--- Begin Material for the task ---

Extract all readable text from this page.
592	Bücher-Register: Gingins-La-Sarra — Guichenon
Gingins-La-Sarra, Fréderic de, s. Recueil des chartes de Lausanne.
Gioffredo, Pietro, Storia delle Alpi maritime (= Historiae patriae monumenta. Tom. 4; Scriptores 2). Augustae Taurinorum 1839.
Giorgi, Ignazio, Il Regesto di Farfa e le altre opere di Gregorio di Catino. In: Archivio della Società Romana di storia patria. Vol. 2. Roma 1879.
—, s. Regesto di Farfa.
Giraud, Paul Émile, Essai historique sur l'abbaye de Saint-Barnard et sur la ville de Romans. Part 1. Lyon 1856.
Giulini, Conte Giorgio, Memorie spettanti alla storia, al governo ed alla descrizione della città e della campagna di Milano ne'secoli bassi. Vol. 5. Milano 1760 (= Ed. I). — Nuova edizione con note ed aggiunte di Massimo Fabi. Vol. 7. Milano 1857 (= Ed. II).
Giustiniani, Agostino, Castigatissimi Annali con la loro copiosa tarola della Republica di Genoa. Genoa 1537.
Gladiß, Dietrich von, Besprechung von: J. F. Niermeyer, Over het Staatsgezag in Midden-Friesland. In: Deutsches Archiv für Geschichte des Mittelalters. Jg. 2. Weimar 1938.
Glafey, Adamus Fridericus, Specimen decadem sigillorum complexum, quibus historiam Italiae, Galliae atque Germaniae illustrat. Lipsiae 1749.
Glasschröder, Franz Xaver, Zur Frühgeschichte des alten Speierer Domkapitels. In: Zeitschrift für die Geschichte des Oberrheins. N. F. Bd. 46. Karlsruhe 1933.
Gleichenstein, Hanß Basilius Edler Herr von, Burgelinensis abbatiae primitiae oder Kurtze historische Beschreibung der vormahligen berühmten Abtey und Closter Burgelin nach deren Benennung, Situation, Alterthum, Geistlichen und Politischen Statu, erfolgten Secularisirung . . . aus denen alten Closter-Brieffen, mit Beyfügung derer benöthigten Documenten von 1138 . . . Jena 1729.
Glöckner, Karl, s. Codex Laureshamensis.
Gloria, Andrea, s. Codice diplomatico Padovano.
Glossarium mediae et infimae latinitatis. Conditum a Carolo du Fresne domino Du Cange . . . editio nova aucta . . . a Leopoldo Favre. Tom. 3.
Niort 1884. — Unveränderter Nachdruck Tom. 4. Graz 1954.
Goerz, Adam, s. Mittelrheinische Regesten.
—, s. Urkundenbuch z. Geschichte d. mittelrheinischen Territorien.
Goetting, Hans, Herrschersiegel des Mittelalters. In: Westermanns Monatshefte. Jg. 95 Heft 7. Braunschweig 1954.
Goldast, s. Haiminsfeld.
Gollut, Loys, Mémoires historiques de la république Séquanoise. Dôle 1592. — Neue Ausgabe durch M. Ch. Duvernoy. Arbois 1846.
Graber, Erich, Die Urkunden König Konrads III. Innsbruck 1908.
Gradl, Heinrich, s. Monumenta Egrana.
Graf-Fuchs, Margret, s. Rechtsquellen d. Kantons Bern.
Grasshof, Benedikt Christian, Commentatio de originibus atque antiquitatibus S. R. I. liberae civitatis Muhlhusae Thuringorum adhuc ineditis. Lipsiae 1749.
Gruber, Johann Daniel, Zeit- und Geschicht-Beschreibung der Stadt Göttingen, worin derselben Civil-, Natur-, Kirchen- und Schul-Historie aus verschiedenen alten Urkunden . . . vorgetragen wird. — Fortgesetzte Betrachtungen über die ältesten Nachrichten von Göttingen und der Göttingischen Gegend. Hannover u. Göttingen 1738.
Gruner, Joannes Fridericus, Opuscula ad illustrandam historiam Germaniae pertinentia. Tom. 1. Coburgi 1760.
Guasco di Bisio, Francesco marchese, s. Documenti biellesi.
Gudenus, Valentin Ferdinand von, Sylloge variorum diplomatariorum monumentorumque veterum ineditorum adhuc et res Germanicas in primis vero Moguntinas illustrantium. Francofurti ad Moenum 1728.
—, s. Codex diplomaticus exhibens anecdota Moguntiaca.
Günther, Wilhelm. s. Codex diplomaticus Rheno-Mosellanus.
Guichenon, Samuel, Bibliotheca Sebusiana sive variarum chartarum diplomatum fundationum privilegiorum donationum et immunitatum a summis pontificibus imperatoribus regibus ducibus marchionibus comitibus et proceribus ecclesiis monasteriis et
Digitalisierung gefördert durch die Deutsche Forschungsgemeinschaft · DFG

--- End Material for the task ---

▸ What is asked: Repeat the preceding lines exactly, please, every one of them.

▸ Exercise response:
Extract all readable text from this page.
592	Bücher-Register: Gingins-La-Sarra — Guichenon
Gingins-La-Sarra, Fréderic de, s. Recueil des chartes de Lausanne.
Gioffredo, Pietro, Storia delle Alpi maritime (= Historiae patriae monumenta. Tom. 4; Scriptores 2). Augustae Taurinorum 1839.
Giorgi, Ignazio, Il Regesto di Farfa e le altre opere di Gregorio di Catino. In: Archivio della Società Romana di storia patria. Vol. 2. Roma 1879.
—, s. Regesto di Farfa.
Giraud, Paul Émile, Essai historique sur l'abbaye de Saint-Barnard et sur la ville de Romans. Part 1. Lyon 1856.
Giulini, Conte Giorgio, Memorie spettanti alla storia, al governo ed alla descrizione della città e della campagna di Milano ne'secoli bassi. Vol. 5. Milano 1760 (= Ed. I). — Nuova edizione con note ed aggiunte di Massimo Fabi. Vol. 7. Milano 1857 (= Ed. II).
Giustiniani, Agostino, Castigatissimi Annali con la loro copiosa tarola della Republica di Genoa. Genoa 1537.
Gladiß, Dietrich von, Besprechung von: J. F. Niermeyer, Over het Staatsgezag in Midden-Friesland. In: Deutsches Archiv für Geschichte des Mittelalters. Jg. 2. Weimar 1938.
Glafey, Adamus Fridericus, Specimen decadem sigillorum complexum, quibus historiam Italiae, Galliae atque Germaniae illustrat. Lipsiae 1749.
Glasschröder, Franz Xaver, Zur Frühgeschichte des alten Speierer Domkapitels. In: Zeitschrift für die Geschichte des Oberrheins. N. F. Bd. 46. Karlsruhe 1933.
Gleichenstein, Hanß Basilius Edler Herr von, Burgelinensis abbatiae primitiae oder Kurtze historische Beschreibung der vormahligen berühmten Abtey und Closter Burgelin nach deren Benennung, Situation, Alterthum, Geistlichen und Politischen Statu, erfolgten Secularisirung . . . aus denen alten Closter-Brieffen, mit Beyfügung derer benöthigten Documenten von 1138 . . . Jena 1729.
Glöckner, Karl, s. Codex Laureshamensis.
Gloria, Andrea, s. Codice diplomatico Padovano.
Glossarium mediae et infimae latinitatis. Conditum a Carolo du Fresne domino Du Cange . . . editio nova aucta . . . a Leopoldo Favre. Tom. 3.
Niort 1884. — Unveränderter Nachdruck Tom. 4. Graz 1954.
Goerz, Adam, s. Mittelrheinische Regesten.
—, s. Urkundenbuch z. Geschichte d. mittelrheinischen Territorien.
Goetting, Hans, Herrschersiegel des Mittelalters. In: Westermanns Monatshefte. Jg. 95 Heft 7. Braunschweig 1954.
Goldast, s. Haiminsfeld.
Gollut, Loys, Mémoires historiques de la république Séquanoise. Dôle 1592. — Neue Ausgabe durch M. Ch. Duvernoy. Arbois 1846.
Graber, Erich, Die Urkunden König Konrads III. Innsbruck 1908.
Gradl, Heinrich, s. Monumenta Egrana.
Graf-Fuchs, Margret, s. Rechtsquellen d. Kantons Bern.
Grasshof, Benedikt Christian, Commentatio de originibus atque antiquitatibus S. R. I. liberae civitatis Muhlhusae Thuringorum adhuc ineditis. Lipsiae 1749.
Gruber, Johann Daniel, Zeit- und Geschicht-Beschreibung der Stadt Göttingen, worin derselben Civil-, Natur-, Kirchen- und Schul-Historie aus verschiedenen alten Urkunden . . . vorgetragen wird. — Fortgesetzte Betrachtungen über die ältesten Nachrichten von Göttingen und der Göttingischen Gegend. Hannover u. Göttingen 1738.
Gruner, Joannes Fridericus, Opuscula ad illustrandam historiam Germaniae pertinentia. Tom. 1. Coburgi 1760.
Guasco di Bisio, Francesco marchese, s. Documenti biellesi.
Gudenus, Valentin Ferdinand von, Sylloge variorum diplomatariorum monumentorumque veterum ineditorum adhuc et res Germanicas in primis vero Moguntinas illustrantium. Francofurti ad Moenum 1728.
—, s. Codex diplomaticus exhibens anecdota Moguntiaca.
Günther, Wilhelm. s. Codex diplomaticus Rheno-Mosellanus.
Guichenon, Samuel, Bibliotheca Sebusiana sive variarum chartarum diplomatum fundationum privilegiorum donationum et immunitatum a summis pontificibus imperatoribus regibus ducibus marchionibus comitibus et proceribus ecclesiis monasteriis et
Digitalisierung gefördert durch die Deutsche Forschungsgemeinschaft · DFG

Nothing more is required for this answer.